- [AIM OF THE TASK]:
Give every line of the rows below as a JSON list of strings, with one string per line and blank lines omitted. Leave the pictures out of the answer.

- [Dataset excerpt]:
□ □ □ □ □
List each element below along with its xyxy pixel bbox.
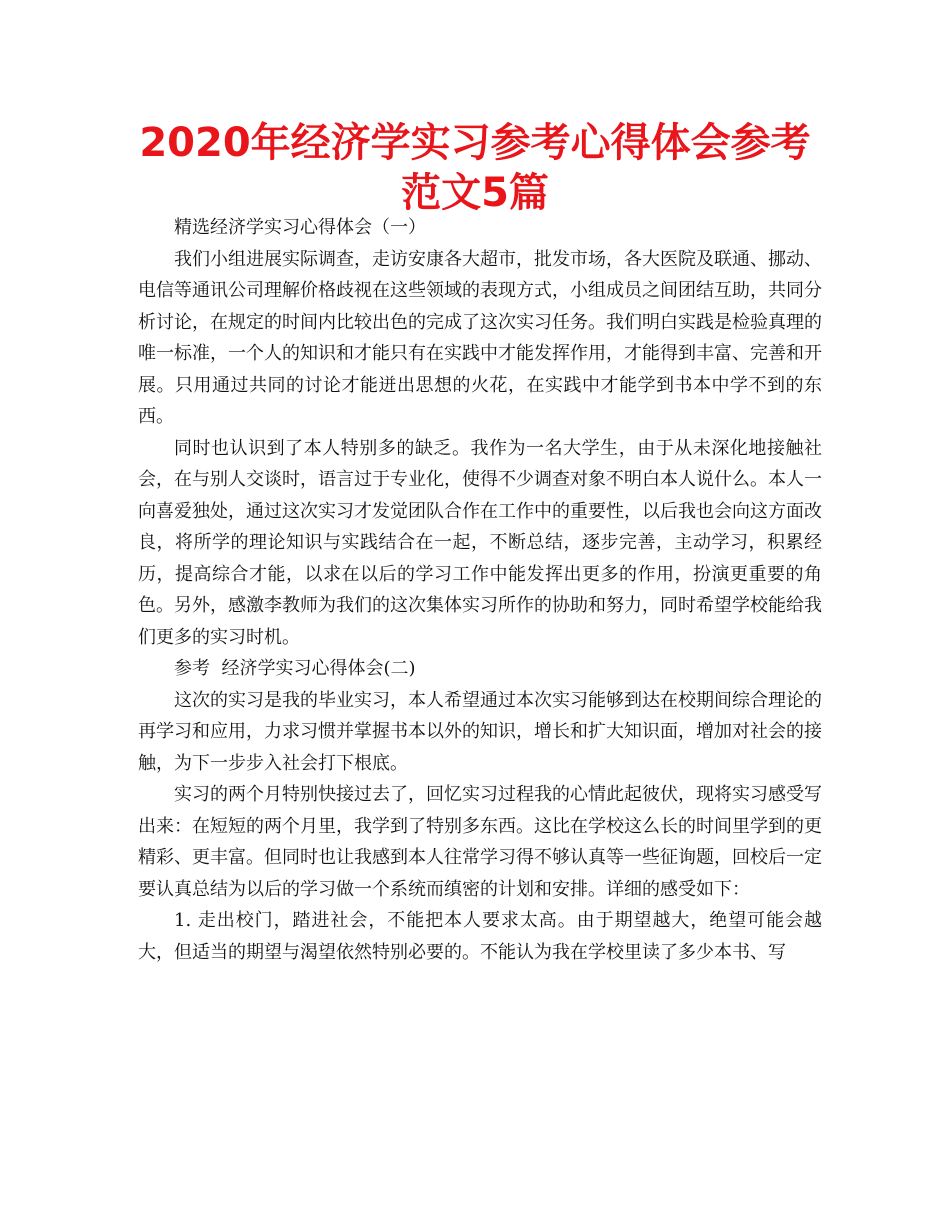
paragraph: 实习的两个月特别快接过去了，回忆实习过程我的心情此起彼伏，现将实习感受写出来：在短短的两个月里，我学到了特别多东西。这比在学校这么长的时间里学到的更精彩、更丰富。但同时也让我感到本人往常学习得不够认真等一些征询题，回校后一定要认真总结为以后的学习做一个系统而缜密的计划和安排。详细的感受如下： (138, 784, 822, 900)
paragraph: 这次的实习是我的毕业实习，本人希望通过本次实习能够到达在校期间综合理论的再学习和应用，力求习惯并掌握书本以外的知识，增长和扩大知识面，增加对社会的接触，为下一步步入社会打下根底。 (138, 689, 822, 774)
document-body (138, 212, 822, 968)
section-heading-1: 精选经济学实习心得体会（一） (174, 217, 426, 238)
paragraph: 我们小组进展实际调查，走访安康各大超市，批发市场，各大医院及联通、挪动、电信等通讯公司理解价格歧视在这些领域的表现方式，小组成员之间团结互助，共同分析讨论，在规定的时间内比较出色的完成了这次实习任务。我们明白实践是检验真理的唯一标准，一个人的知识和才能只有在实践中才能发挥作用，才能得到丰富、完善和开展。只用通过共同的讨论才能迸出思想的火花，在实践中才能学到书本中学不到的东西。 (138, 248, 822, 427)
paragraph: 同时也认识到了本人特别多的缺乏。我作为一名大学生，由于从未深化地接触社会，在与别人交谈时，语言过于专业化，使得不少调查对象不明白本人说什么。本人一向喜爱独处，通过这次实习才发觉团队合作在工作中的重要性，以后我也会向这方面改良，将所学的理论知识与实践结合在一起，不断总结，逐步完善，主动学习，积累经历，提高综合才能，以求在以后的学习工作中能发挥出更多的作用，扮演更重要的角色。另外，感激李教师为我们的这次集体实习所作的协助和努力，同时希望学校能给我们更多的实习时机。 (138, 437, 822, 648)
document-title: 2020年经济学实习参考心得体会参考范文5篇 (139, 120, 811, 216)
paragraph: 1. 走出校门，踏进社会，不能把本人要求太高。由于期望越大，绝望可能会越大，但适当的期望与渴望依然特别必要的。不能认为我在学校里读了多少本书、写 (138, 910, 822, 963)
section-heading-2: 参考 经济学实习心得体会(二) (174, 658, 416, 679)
□ □ □ □ □
- [WRITTEN ANSWER]:
[
  "List each element below along with its xyxy pixel bbox.",
  "paragraph: 实习的两个月特别快接过去了，回忆实习过程我的心情此起彼伏，现将实习感受写出来：在短短的两个月里，我学到了特别多东西。这比在学校这么长的时间里学到的更精彩、更丰富。但同时也让我感到本人往常学习得不够认真等一些征询题，回校后一定要认真总结为以后的学习做一个系统而缜密的计划和安排。详细的感受如下： (138, 784, 822, 900)",
  "paragraph: 这次的实习是我的毕业实习，本人希望通过本次实习能够到达在校期间综合理论的再学习和应用，力求习惯并掌握书本以外的知识，增长和扩大知识面，增加对社会的接触，为下一步步入社会打下根底。 (138, 689, 822, 774)",
  "document-body (138, 212, 822, 968)",
  "section-heading-1: 精选经济学实习心得体会（一） (174, 217, 426, 238)",
  "paragraph: 我们小组进展实际调查，走访安康各大超市，批发市场，各大医院及联通、挪动、电信等通讯公司理解价格歧视在这些领域的表现方式，小组成员之间团结互助，共同分析讨论，在规定的时间内比较出色的完成了这次实习任务。我们明白实践是检验真理的唯一标准，一个人的知识和才能只有在实践中才能发挥作用，才能得到丰富、完善和开展。只用通过共同的讨论才能迸出思想的火花，在实践中才能学到书本中学不到的东西。 (138, 248, 822, 427)",
  "paragraph: 同时也认识到了本人特别多的缺乏。我作为一名大学生，由于从未深化地接触社会，在与别人交谈时，语言过于专业化，使得不少调查对象不明白本人说什么。本人一向喜爱独处，通过这次实习才发觉团队合作在工作中的重要性，以后我也会向这方面改良，将所学的理论知识与实践结合在一起，不断总结，逐步完善，主动学习，积累经历，提高综合才能，以求在以后的学习工作中能发挥出更多的作用，扮演更重要的角色。另外，感激李教师为我们的这次集体实习所作的协助和努力，同时希望学校能给我们更多的实习时机。 (138, 437, 822, 648)",
  "document-title: 2020年经济学实习参考心得体会参考范文5篇 (139, 120, 811, 216)",
  "paragraph: 1. 走出校门，踏进社会，不能把本人要求太高。由于期望越大，绝望可能会越大，但适当的期望与渴望依然特别必要的。不能认为我在学校里读了多少本书、写 (138, 910, 822, 963)",
  "section-heading-2: 参考 经济学实习心得体会(二) (174, 658, 416, 679)"
]